Aim of the exercise: Count lines holding the string "JSON" in the data that follows. Reply with one number only.

* BEGIN Supplied data *

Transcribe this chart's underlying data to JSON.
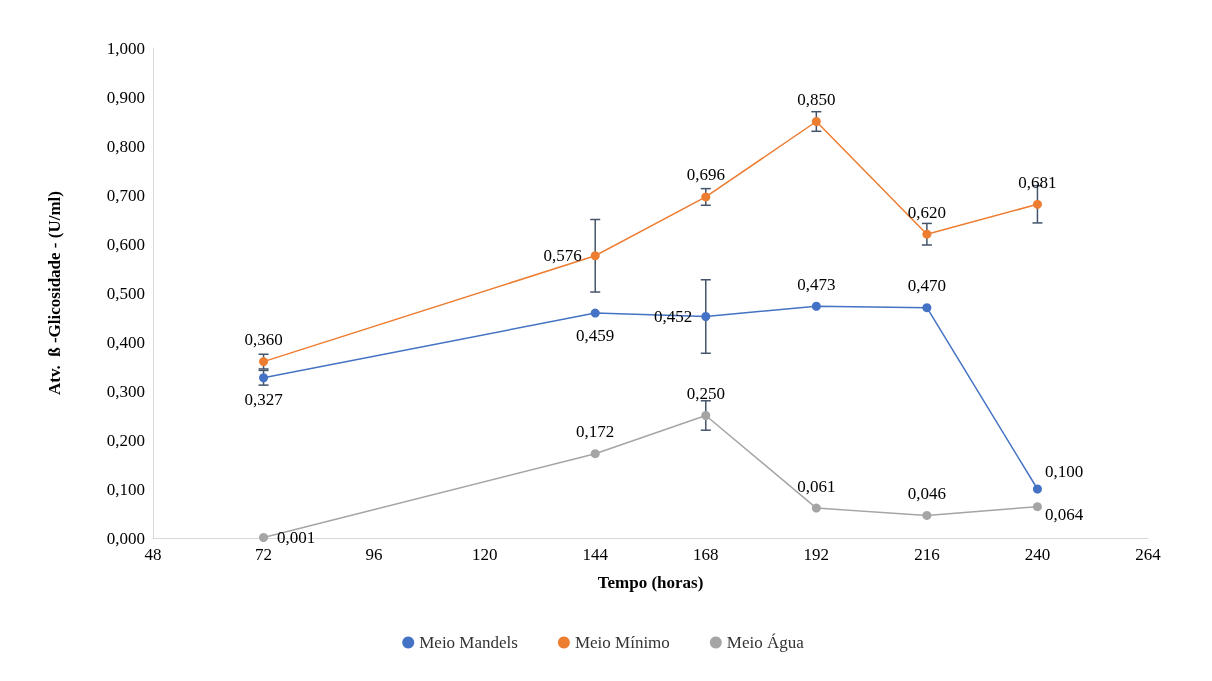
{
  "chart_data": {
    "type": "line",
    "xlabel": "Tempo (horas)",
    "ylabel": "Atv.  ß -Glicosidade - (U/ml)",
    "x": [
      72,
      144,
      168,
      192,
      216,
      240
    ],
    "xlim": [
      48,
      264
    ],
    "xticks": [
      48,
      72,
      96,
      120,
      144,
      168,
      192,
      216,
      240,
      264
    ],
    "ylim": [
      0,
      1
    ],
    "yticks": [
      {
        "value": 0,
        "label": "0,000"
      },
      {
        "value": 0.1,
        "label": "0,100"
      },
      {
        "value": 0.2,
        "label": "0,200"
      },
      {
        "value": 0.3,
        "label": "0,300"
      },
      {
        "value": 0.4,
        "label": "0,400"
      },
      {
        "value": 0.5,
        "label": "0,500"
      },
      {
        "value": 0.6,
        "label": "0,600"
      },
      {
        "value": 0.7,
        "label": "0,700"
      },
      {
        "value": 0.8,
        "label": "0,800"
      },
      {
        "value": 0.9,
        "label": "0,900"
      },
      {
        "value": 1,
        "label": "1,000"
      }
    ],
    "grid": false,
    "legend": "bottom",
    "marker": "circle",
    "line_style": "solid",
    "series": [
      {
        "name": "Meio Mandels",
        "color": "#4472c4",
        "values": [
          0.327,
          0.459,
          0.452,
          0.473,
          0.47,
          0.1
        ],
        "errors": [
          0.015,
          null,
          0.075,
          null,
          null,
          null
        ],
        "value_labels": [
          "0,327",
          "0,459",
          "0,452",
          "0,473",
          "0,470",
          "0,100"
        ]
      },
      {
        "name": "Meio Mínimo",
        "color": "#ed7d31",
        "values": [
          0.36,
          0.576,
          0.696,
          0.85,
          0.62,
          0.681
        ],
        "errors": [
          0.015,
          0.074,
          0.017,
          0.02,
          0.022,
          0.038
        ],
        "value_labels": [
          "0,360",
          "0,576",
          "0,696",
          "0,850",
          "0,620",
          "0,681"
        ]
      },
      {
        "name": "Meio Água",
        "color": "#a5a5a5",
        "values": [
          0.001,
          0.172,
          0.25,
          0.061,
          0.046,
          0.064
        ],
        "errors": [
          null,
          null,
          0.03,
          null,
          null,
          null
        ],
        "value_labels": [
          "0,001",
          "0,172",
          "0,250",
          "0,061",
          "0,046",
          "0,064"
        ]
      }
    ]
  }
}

* END Supplied data *
* BEGIN Supplied data *

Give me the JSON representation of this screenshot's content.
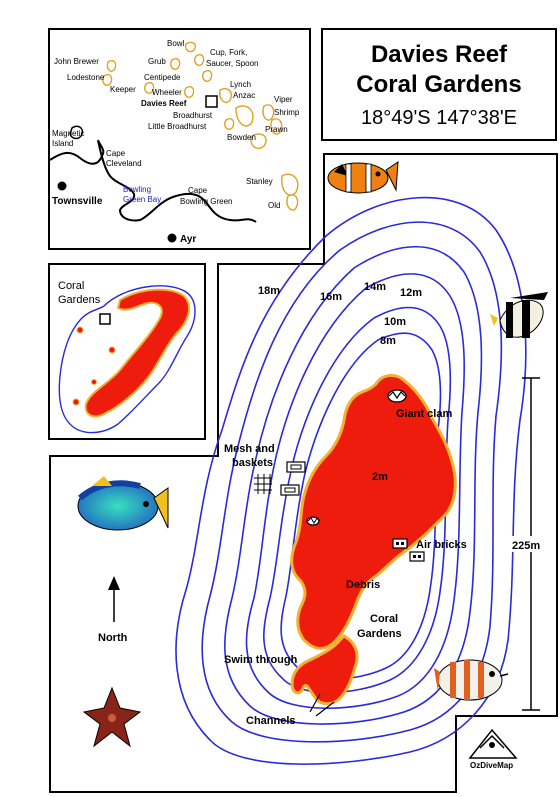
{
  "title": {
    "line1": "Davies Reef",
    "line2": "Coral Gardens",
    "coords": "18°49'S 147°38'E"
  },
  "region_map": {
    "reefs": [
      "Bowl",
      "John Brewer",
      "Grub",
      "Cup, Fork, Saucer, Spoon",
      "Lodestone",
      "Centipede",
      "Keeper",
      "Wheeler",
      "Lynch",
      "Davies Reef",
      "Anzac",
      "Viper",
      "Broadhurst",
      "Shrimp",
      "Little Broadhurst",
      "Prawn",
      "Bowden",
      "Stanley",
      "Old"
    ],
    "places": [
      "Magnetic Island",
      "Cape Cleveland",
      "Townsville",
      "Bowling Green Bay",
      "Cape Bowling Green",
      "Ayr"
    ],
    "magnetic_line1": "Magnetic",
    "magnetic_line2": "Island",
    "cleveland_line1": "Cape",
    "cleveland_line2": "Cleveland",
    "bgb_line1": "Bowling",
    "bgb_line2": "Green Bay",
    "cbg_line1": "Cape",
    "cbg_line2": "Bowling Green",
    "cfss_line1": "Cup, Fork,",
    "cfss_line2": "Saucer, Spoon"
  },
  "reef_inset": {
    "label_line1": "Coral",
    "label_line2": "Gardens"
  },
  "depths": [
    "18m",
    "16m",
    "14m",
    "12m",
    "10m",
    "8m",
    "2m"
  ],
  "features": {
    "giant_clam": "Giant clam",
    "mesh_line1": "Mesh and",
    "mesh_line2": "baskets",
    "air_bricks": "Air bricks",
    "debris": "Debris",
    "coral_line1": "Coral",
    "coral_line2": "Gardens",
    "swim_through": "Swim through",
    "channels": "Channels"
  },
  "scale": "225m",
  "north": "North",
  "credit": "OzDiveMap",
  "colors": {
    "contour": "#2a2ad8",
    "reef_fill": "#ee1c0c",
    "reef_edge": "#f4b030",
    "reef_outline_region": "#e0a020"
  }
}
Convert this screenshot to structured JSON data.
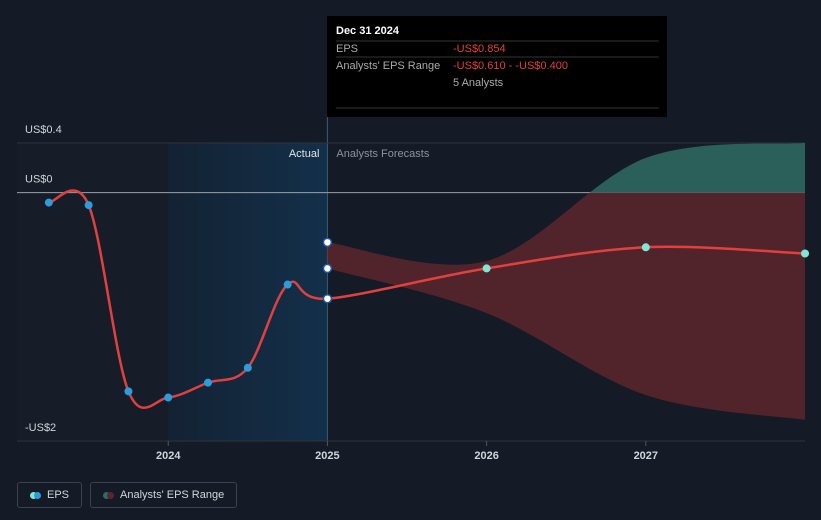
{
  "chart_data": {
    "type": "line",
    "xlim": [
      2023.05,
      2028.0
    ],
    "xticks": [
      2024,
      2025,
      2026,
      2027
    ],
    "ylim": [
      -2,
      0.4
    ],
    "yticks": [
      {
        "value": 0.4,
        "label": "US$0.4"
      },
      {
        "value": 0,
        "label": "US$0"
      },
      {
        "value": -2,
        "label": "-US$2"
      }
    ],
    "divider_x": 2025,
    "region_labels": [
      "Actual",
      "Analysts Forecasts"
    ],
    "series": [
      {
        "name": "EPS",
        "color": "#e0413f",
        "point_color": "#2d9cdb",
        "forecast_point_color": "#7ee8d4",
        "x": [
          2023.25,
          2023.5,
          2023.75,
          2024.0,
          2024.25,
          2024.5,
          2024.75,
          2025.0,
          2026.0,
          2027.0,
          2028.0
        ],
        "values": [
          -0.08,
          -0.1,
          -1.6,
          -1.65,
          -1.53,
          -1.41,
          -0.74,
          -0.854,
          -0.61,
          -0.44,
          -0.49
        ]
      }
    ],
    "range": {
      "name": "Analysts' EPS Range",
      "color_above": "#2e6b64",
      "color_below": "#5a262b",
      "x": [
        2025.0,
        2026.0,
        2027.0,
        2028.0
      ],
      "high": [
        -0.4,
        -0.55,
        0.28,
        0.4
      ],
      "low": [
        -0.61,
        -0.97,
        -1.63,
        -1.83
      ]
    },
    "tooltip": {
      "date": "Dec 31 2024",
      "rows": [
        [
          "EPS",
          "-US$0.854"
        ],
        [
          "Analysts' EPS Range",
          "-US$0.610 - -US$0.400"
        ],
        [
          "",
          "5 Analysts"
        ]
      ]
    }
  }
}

* END Supplied data *
* BEGIN Supplied data *

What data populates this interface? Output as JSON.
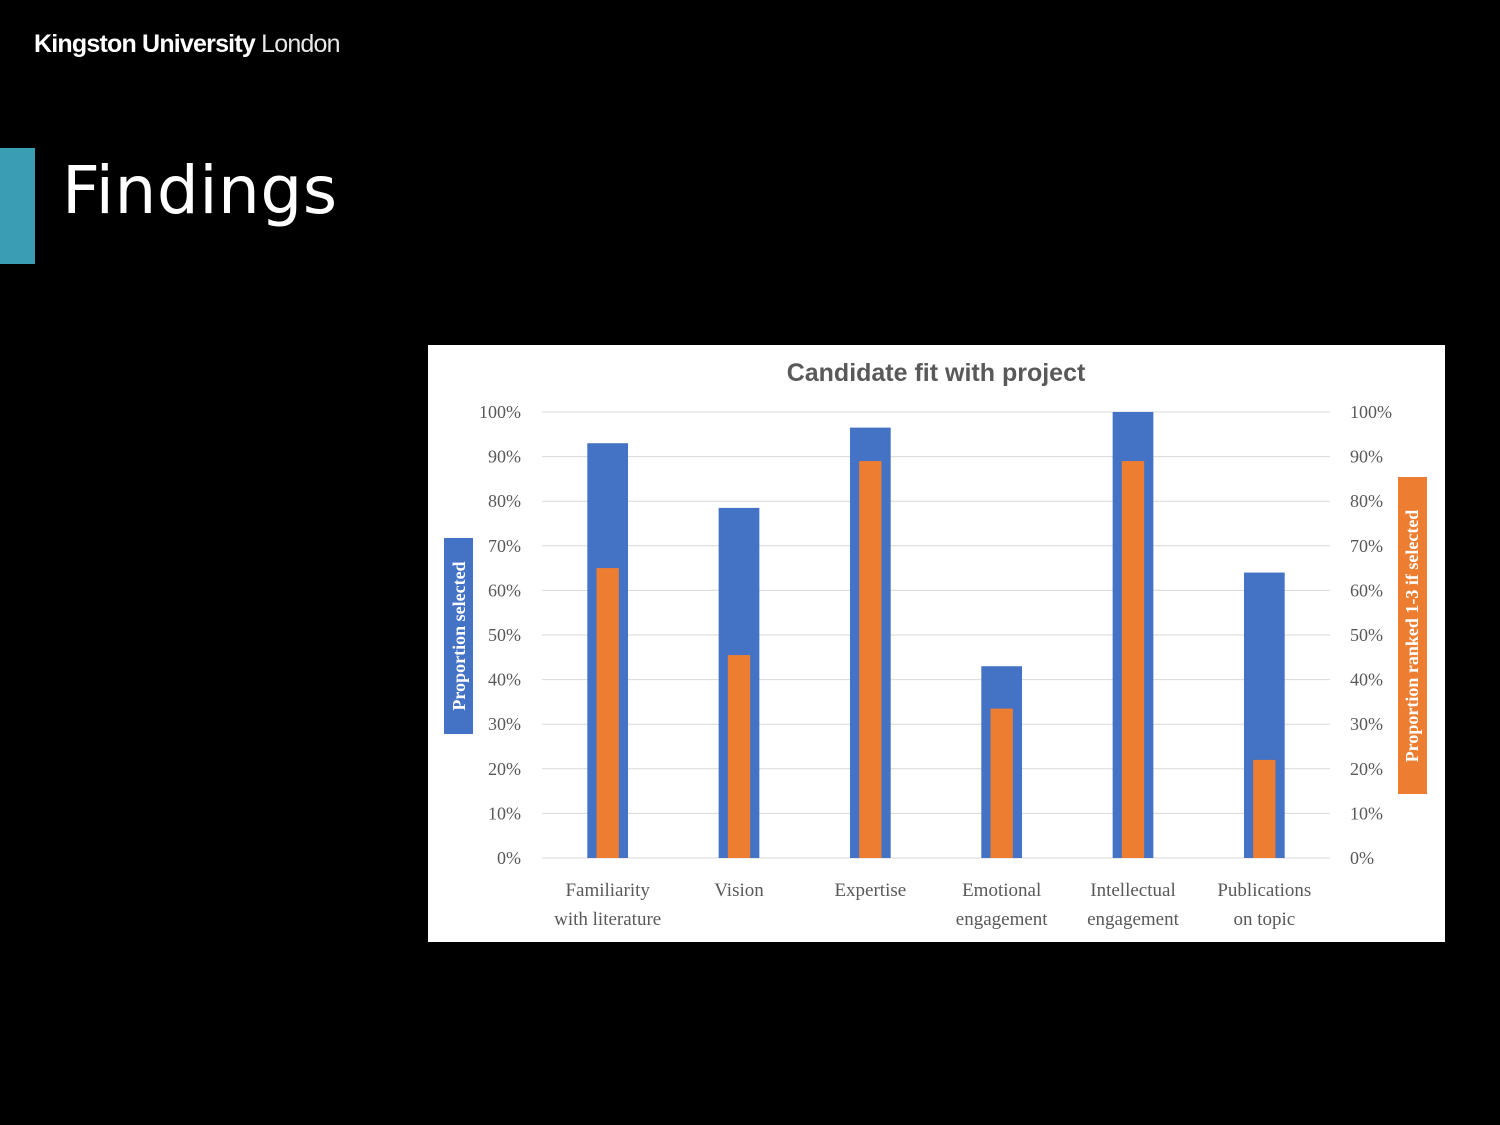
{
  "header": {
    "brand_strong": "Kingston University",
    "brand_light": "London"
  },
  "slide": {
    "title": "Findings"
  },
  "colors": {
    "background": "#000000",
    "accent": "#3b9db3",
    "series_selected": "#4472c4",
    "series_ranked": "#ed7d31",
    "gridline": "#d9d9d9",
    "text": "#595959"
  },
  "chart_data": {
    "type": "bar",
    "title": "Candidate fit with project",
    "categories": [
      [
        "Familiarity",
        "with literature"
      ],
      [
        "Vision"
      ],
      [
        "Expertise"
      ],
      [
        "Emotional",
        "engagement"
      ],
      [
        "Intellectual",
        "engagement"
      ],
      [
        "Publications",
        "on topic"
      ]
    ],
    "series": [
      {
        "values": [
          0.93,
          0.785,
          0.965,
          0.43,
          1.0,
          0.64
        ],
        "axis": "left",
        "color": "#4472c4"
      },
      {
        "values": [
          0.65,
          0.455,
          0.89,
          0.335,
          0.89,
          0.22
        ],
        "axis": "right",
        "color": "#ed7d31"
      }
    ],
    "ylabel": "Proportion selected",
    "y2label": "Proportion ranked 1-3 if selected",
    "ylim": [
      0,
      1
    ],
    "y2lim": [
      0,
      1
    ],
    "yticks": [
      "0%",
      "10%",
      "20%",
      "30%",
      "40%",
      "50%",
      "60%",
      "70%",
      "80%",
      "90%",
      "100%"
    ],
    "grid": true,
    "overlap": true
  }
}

* END Supplied data *

Complete output: 4